··· Exercise data ···

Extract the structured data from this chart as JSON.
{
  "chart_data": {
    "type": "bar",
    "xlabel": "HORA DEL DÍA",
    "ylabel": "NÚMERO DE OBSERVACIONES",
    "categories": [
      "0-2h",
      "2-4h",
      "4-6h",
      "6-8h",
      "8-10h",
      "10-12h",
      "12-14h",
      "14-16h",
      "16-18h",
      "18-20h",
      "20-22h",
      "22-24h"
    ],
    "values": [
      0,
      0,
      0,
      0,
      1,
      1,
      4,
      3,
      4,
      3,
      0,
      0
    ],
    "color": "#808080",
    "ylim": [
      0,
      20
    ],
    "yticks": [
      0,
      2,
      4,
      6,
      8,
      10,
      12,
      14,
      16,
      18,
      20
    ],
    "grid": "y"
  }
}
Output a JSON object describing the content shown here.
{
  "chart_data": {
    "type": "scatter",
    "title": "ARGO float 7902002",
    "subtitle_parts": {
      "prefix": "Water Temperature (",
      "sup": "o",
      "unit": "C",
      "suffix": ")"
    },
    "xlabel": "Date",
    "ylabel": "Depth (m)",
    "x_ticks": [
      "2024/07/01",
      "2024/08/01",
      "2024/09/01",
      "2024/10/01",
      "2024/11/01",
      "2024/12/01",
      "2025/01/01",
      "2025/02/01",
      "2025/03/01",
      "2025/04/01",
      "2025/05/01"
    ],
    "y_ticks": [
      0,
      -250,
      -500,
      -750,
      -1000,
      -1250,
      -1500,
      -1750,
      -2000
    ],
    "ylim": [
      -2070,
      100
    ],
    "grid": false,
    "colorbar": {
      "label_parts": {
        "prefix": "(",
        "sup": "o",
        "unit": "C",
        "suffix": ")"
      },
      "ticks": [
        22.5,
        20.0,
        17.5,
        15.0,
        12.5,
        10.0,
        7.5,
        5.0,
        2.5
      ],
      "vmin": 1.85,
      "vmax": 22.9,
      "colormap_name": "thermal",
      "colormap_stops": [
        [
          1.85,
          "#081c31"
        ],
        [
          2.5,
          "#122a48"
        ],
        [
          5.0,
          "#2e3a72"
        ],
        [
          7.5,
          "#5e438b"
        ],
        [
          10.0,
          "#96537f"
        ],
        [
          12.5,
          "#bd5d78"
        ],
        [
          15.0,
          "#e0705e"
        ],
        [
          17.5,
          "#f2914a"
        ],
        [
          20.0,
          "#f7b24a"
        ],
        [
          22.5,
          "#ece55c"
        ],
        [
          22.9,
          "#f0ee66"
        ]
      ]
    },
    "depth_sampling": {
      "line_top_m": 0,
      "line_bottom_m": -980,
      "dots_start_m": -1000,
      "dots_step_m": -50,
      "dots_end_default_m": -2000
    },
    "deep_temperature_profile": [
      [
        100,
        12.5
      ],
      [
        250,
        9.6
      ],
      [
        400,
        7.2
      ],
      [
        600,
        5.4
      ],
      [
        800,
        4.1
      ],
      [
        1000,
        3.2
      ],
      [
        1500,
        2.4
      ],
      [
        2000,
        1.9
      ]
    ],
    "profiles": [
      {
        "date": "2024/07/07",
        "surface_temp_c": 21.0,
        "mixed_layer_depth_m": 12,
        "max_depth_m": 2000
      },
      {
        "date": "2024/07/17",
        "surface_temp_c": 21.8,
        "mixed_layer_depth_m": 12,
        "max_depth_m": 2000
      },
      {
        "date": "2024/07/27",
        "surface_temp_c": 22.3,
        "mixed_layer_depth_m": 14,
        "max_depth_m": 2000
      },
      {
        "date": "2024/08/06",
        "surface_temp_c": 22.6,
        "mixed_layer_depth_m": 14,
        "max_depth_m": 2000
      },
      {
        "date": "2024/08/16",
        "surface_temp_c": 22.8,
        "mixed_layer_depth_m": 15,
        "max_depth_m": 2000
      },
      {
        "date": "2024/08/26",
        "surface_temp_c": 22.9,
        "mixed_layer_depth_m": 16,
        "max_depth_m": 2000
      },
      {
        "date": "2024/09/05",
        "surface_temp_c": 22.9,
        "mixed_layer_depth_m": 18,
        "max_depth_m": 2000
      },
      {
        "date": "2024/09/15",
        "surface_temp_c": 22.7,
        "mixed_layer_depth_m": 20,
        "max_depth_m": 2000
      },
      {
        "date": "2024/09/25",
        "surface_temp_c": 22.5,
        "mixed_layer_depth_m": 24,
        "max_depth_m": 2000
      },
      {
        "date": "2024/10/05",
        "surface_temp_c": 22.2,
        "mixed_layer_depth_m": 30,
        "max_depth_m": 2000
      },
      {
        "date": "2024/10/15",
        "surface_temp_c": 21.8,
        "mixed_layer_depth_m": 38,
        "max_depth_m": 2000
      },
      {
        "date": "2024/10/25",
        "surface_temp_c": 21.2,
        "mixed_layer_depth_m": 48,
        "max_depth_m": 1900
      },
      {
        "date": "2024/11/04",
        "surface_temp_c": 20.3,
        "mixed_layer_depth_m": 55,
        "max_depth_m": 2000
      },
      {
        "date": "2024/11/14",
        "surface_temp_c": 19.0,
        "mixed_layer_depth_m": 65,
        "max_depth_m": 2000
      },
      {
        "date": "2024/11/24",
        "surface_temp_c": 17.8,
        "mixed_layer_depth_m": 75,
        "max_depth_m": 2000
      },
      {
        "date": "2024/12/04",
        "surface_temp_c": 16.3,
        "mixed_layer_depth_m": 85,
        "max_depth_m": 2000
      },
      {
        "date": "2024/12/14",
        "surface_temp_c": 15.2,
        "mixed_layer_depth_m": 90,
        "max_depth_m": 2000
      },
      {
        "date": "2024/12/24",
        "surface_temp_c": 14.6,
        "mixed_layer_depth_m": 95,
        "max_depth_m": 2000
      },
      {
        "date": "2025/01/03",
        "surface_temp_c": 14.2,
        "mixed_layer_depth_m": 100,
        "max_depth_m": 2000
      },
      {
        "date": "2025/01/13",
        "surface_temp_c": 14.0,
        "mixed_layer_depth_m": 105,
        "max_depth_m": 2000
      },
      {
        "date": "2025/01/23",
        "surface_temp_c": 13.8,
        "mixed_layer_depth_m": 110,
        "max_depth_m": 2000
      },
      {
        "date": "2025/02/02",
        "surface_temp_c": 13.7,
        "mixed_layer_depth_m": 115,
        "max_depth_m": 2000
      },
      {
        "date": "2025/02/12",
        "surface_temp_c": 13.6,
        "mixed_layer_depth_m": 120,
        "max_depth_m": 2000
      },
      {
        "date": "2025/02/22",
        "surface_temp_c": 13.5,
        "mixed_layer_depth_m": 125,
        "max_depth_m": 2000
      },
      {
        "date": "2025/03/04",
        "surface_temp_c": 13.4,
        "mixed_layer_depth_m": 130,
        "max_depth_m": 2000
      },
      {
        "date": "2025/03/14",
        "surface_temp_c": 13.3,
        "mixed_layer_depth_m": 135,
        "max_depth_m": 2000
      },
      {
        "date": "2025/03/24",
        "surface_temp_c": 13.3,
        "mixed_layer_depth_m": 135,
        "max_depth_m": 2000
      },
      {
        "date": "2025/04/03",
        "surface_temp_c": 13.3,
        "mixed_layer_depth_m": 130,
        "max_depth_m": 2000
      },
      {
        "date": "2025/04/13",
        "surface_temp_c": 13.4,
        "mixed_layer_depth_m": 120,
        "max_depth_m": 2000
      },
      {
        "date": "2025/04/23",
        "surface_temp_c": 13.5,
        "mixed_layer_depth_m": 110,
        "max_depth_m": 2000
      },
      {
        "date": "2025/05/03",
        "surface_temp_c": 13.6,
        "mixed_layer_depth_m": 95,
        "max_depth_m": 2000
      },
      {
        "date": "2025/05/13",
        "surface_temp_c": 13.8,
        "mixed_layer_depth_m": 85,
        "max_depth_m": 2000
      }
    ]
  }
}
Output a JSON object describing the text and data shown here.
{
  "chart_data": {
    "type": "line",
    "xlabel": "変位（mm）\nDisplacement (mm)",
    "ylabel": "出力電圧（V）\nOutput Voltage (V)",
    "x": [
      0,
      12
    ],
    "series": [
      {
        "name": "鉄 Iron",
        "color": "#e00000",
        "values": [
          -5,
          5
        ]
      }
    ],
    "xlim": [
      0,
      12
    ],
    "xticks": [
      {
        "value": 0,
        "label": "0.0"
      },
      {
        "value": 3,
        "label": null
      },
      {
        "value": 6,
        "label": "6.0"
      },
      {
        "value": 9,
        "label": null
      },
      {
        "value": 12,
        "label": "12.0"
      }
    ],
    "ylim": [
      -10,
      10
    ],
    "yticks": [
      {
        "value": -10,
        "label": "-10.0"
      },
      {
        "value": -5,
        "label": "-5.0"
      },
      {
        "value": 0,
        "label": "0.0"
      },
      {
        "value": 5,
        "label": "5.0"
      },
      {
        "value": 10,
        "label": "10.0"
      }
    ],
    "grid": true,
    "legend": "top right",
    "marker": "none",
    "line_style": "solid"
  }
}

···

Aim of the exercise:
Find all the lines containing "describing" in the material, then copy them.

Result for this task:
Output a JSON object describing the content shown here.
Output a JSON object describing the text and data shown here.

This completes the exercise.